Your task is to extract every entry that follows word for word while excluding the pictures.

--- start ---

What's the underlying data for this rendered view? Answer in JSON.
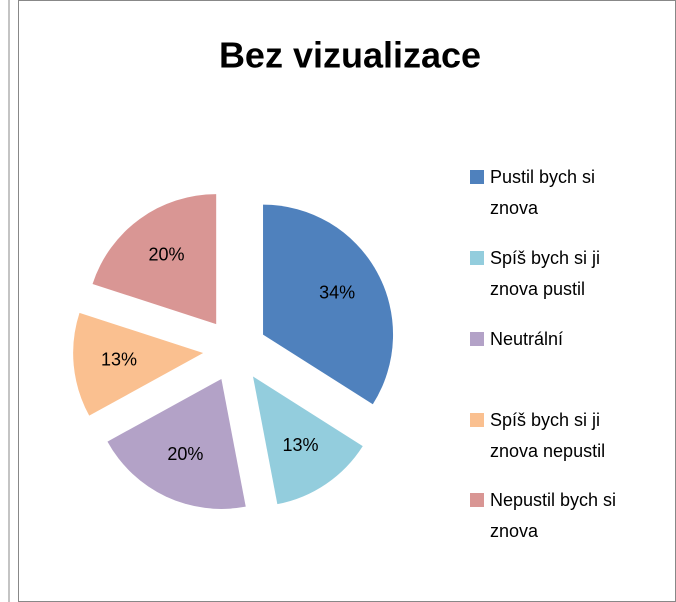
{
  "chart_data": {
    "type": "pie",
    "title": "Bez vizualizace",
    "categories": [
      "Pustil bych si znova",
      "Spíš bych si ji znova pustil",
      "Neutrální",
      "Spíš bych si ji znova nepustil",
      "Nepustil bych si znova"
    ],
    "values": [
      34,
      13,
      20,
      13,
      20
    ],
    "value_labels": [
      "34%",
      "13%",
      "20%",
      "13%",
      "20%"
    ],
    "colors": [
      "#4f81bd",
      "#93cddd",
      "#b3a2c7",
      "#fac090",
      "#d99694"
    ],
    "exploded": true
  }
}
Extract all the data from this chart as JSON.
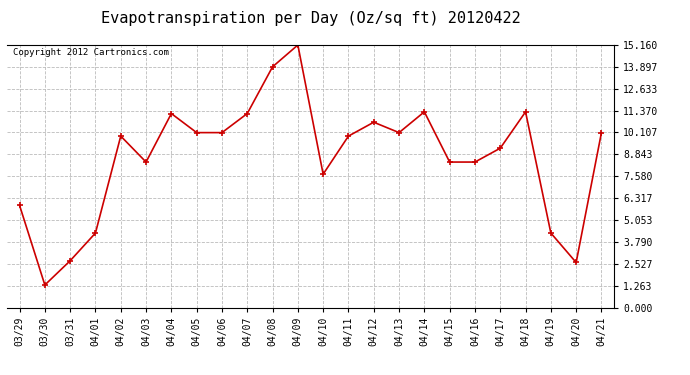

--- end ---

▶ [FINAL ANSWER]:
What's the underlying data for this rendered view? Answer in JSON.
{
  "chart_data": {
    "type": "pie",
    "title": "Bez vizualizace",
    "categories": [
      "Pustil bych si znova",
      "Spíš bych si ji znova pustil",
      "Neutrální",
      "Spíš bych si ji znova nepustil",
      "Nepustil bych si znova"
    ],
    "values": [
      34,
      13,
      20,
      13,
      20
    ],
    "value_labels": [
      "34%",
      "13%",
      "20%",
      "13%",
      "20%"
    ],
    "colors": [
      "#4f81bd",
      "#93cddd",
      "#b3a2c7",
      "#fac090",
      "#d99694"
    ],
    "exploded": true
  }
}
Extract all the data from this chart as JSON.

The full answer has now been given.